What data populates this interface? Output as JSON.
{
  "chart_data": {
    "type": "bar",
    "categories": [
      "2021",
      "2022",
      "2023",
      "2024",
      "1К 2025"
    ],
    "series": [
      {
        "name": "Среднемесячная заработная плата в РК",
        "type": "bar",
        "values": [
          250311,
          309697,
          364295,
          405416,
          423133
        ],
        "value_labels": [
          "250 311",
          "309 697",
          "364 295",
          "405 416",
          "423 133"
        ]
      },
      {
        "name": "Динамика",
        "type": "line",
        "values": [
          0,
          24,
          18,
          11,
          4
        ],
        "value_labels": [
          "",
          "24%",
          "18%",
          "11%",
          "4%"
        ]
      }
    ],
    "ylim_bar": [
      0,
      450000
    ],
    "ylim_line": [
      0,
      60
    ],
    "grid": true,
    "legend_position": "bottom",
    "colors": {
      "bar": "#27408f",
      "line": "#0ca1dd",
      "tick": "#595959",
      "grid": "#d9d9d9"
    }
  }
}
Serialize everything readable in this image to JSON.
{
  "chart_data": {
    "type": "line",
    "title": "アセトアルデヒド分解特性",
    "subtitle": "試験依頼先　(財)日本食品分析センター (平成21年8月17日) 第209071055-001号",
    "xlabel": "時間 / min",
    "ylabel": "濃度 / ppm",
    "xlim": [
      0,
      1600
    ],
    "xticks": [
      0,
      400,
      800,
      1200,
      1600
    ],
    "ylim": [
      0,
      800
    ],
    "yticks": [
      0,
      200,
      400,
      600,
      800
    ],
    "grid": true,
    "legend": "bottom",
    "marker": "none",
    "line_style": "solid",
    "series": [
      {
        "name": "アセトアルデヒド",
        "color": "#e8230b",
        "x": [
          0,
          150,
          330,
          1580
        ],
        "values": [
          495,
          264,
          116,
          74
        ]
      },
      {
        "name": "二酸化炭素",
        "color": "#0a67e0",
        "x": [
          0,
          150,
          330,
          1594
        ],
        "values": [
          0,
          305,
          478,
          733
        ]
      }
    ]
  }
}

Work to complete » Among the lines of the material, find those that hold the word "this" and copy them.

Written reply »
What data populates this interface? Output as JSON.
Serialize everything readable in this image to JSON.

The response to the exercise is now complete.